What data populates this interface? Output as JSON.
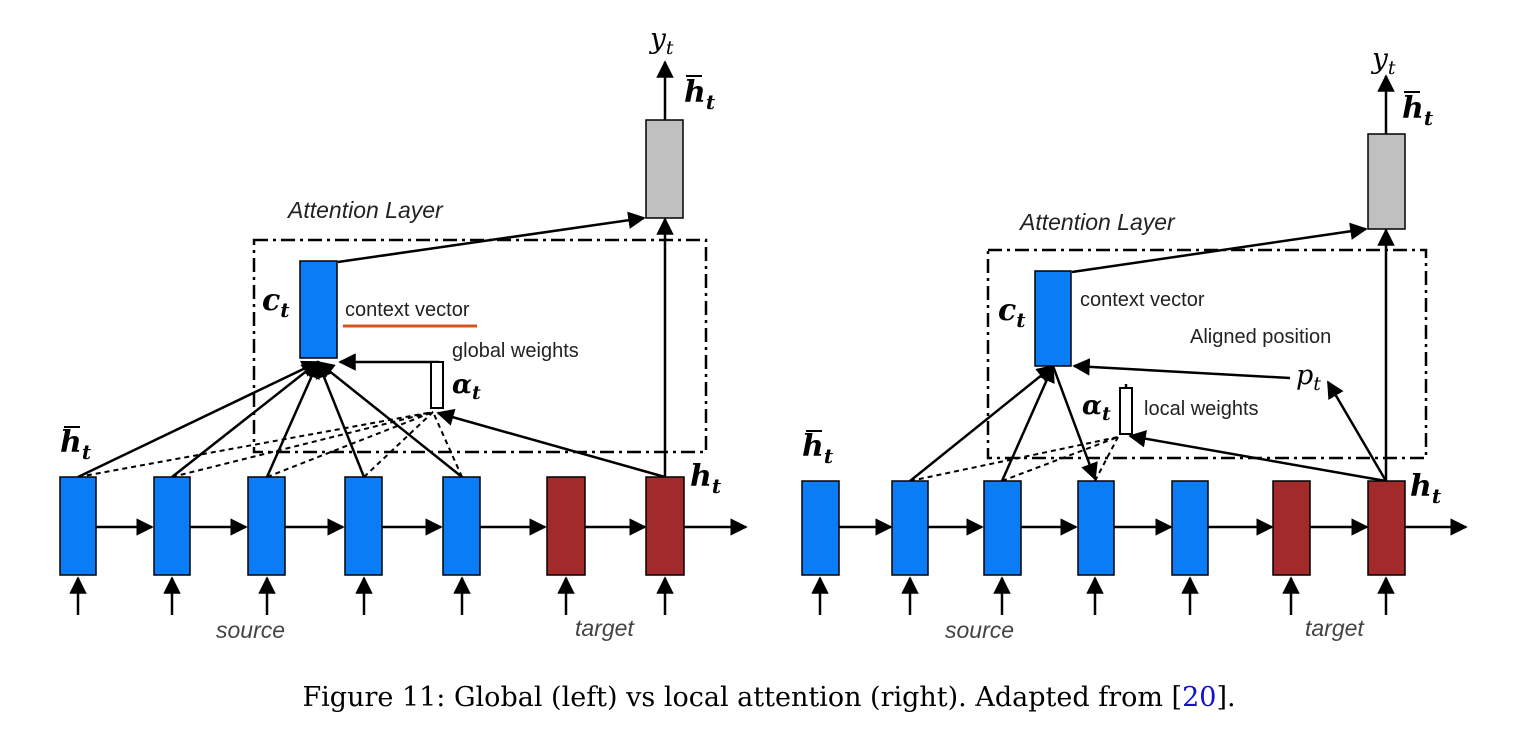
{
  "left": {
    "output": "y",
    "output_sub": "t",
    "attn_hidden": "h",
    "attn_hidden_sub": "t",
    "layer_label": "Attention Layer",
    "context_symbol": "c",
    "context_sub": "t",
    "context_label": "context vector",
    "weights_label": "global weights",
    "alpha": "α",
    "alpha_sub": "t",
    "source_hidden": "h",
    "source_hidden_sub": "t",
    "target_hidden": "h",
    "target_hidden_sub": "t",
    "source_label": "source",
    "target_label": "target"
  },
  "right": {
    "output": "y",
    "output_sub": "t",
    "attn_hidden": "h",
    "attn_hidden_sub": "t",
    "layer_label": "Attention Layer",
    "context_symbol": "c",
    "context_sub": "t",
    "context_label": "context vector",
    "aligned_label": "Aligned position",
    "position_symbol": "p",
    "position_sub": "t",
    "weights_label": "local weights",
    "alpha": "α",
    "alpha_sub": "t",
    "source_hidden": "h",
    "source_hidden_sub": "t",
    "target_hidden": "h",
    "target_hidden_sub": "t",
    "source_label": "source",
    "target_label": "target"
  },
  "colors": {
    "source_cell": "#0a7cf5",
    "target_cell": "#a32a2a",
    "output_cell": "#c0c0c0",
    "context_underline": "#d9531e"
  },
  "caption": {
    "text": "Figure 11: Global (left) vs local attention (right). Adapted from [",
    "ref": "20",
    "end": "]."
  }
}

######

**Work to do**.
Copy out the listing exactly as it stands, but not the pictures.

**Finished answer**.
What data populates this interface? Output as JSON.
{
  "left": {
    "output": "y",
    "output_sub": "t",
    "attn_hidden": "h",
    "attn_hidden_sub": "t",
    "layer_label": "Attention Layer",
    "context_symbol": "c",
    "context_sub": "t",
    "context_label": "context vector",
    "weights_label": "global weights",
    "alpha": "α",
    "alpha_sub": "t",
    "source_hidden": "h",
    "source_hidden_sub": "t",
    "target_hidden": "h",
    "target_hidden_sub": "t",
    "source_label": "source",
    "target_label": "target"
  },
  "right": {
    "output": "y",
    "output_sub": "t",
    "attn_hidden": "h",
    "attn_hidden_sub": "t",
    "layer_label": "Attention Layer",
    "context_symbol": "c",
    "context_sub": "t",
    "context_label": "context vector",
    "aligned_label": "Aligned position",
    "position_symbol": "p",
    "position_sub": "t",
    "weights_label": "local weights",
    "alpha": "α",
    "alpha_sub": "t",
    "source_hidden": "h",
    "source_hidden_sub": "t",
    "target_hidden": "h",
    "target_hidden_sub": "t",
    "source_label": "source",
    "target_label": "target"
  },
  "colors": {
    "source_cell": "#0a7cf5",
    "target_cell": "#a32a2a",
    "output_cell": "#c0c0c0",
    "context_underline": "#d9531e"
  },
  "caption": {
    "text": "Figure 11: Global (left) vs local attention (right). Adapted from [",
    "ref": "20",
    "end": "]."
  }
}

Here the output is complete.